▶ [Prompt]: Each entry below is to be given again word for word, with no pictures.

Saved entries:
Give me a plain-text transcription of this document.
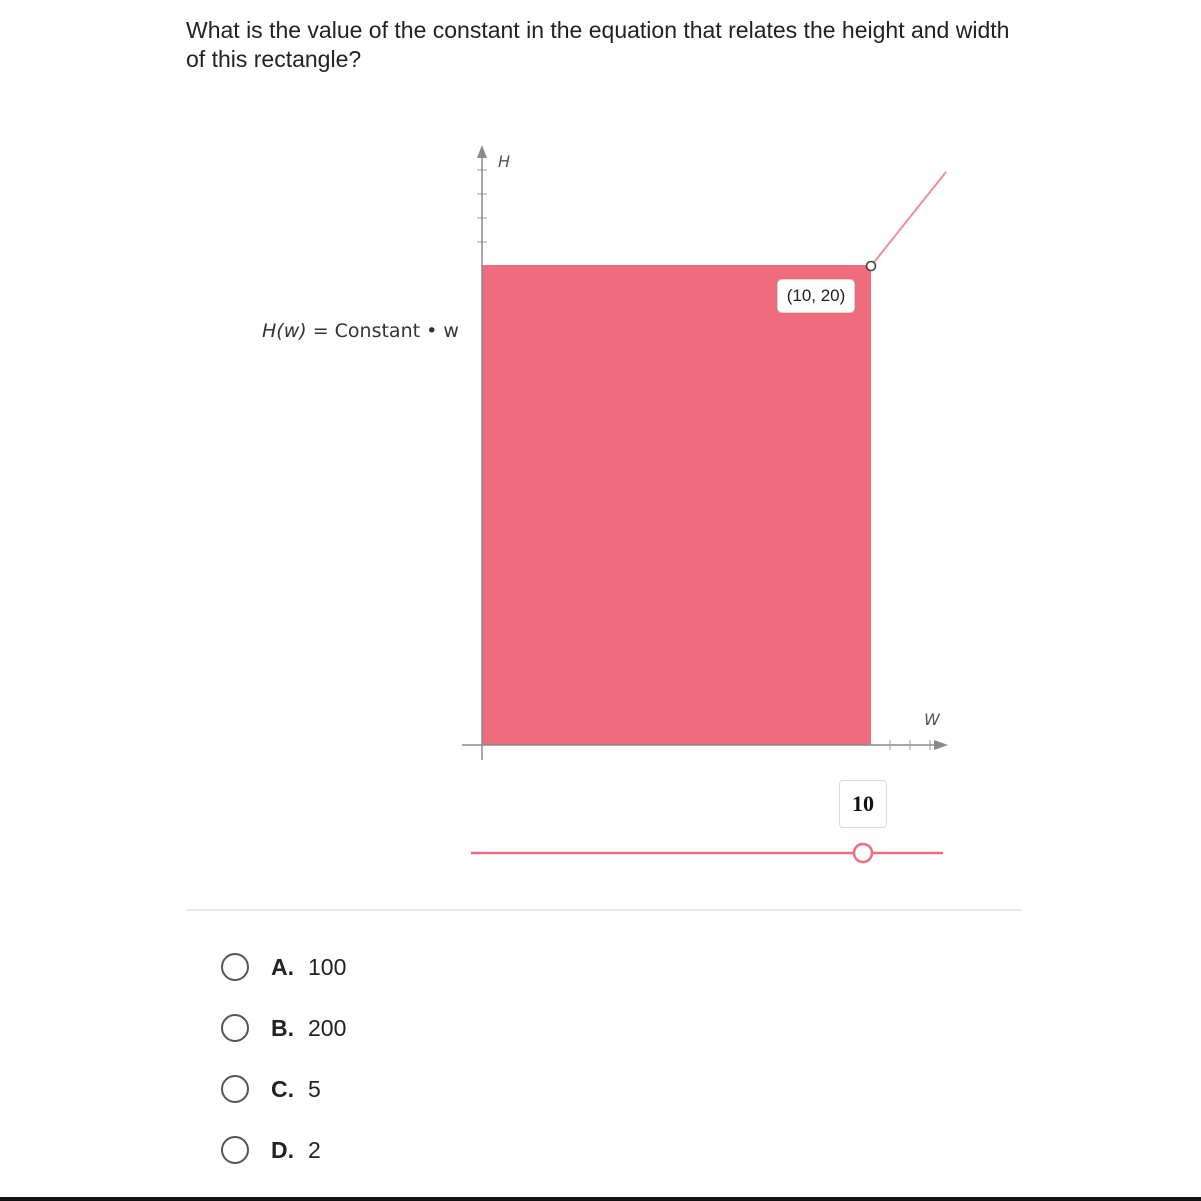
What is the value of the constant in the equation that relates the height and width of this rectangle?
H(w) = Constant • w
H
W
(10, 20)
10
A. 100
B. 200
C. 5
D. 2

▶ [Written response]:
Give me a plain-text transcription of this document.
What is the value of the constant in the equation that relates the height and width of this rectangle?
H(w) = Constant • w
H
W
(10, 20)
10
A. 100
B. 200
C. 5
D. 2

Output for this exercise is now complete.